── READING TEXT ──
Why are we so afraid of Public Speaking?

Understanding the roots of this fear can help us conquer it.

Public Speaking is a performance of giving a speech to a live audience. Its purpose is to persuade, inform and entertain. Additionally, there are different methods, structures, and rules according to the speaking situation. Being capable of speaking confidently in public can help to advance your career, grow your business and form strong collaborations. It can help you promote ideas and influence others as well. To excel in doing any of these, it will require a fair amount of presenting yourself in front of an audience and delivering a pitch, a notion, or a body of work. But at times, the only thing that stands between that success is fear. 

Glossophobia — a really geeky and unique term for the fear of public speaking. It appears when you are performing or is expected to perform a presentation or a speech in front of other people. Nevertheless, the fear of public speaking is common. Studies have shown approximately 25 percent of people report experiencing it.

While some people experience a debilitating form of glossophobia, even the mildest form of glossophobia can have drastic effects. This fear of public speaking can prevent you from taking a leap of faith to pitch your ideas and to speak about your. Hence, it will affect your growth personally and professionally. You would also have no idea of how much impact you have towards others.

Why are we so afraid of public speaking?

Fear of public speaking is not about the quality of a speech but it is really about how the speaker feels, thinks or act when speaking in public. There are many factors on why people are afraid when having to speak in public. The theories exploring fear of public speaking is identified as four contributing factors:

1. Physiology

Fear and anxiety sparks the nerves in our nervous system, therefore it will send a sort of threatening signal to our brain. When our brain processes this signal, our bodies will begin to detect the threat, and will they prepare for combat. This spark will lead to the emotional experience of fear, and it will interfere with our ability to perform comfortably in front of audiences. Eventually, this fear will prevent people from pursuing opportunities for public speaking.
───
── RECORDED DATA ──
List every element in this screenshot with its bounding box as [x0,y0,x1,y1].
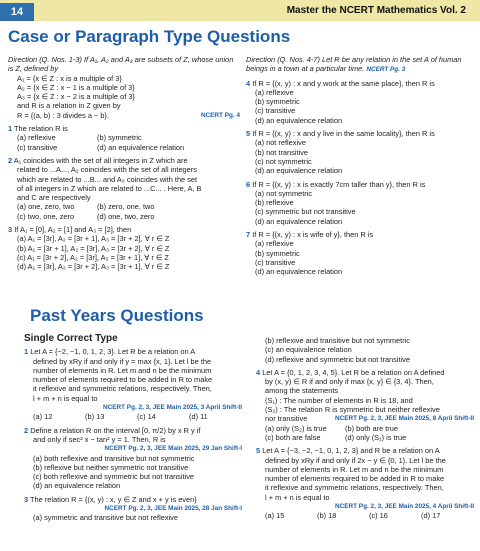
───
TASKS TO CARRY OUT →
a. In the text on fear of public speaking, roughly what percentage of people report experiencing this fear?
b. Repeat the passage from the text on fear of public speaking, starting with "Glossophobia — a really" and going on through "have towards others.".

ANSWERS PROVIDED →
a. Approximately 25 percent.

b.
Glossophobia — a really geeky and unique term for the fear of public speaking. It appears when you are performing or is expected to perform a presentation or a speech in front of other people. Nevertheless, the fear of public speaking is common. Studies have shown approximately 25 percent of people report experiencing it.

While some people experience a debilitating form of glossophobia, even the mildest form of glossophobia can have drastic effects. This fear of public speaking can prevent you from taking a leap of faith to pitch your ideas and to speak about your. Hence, it will affect your growth personally and professionally. You would also have no idea of how much impact you have towards others.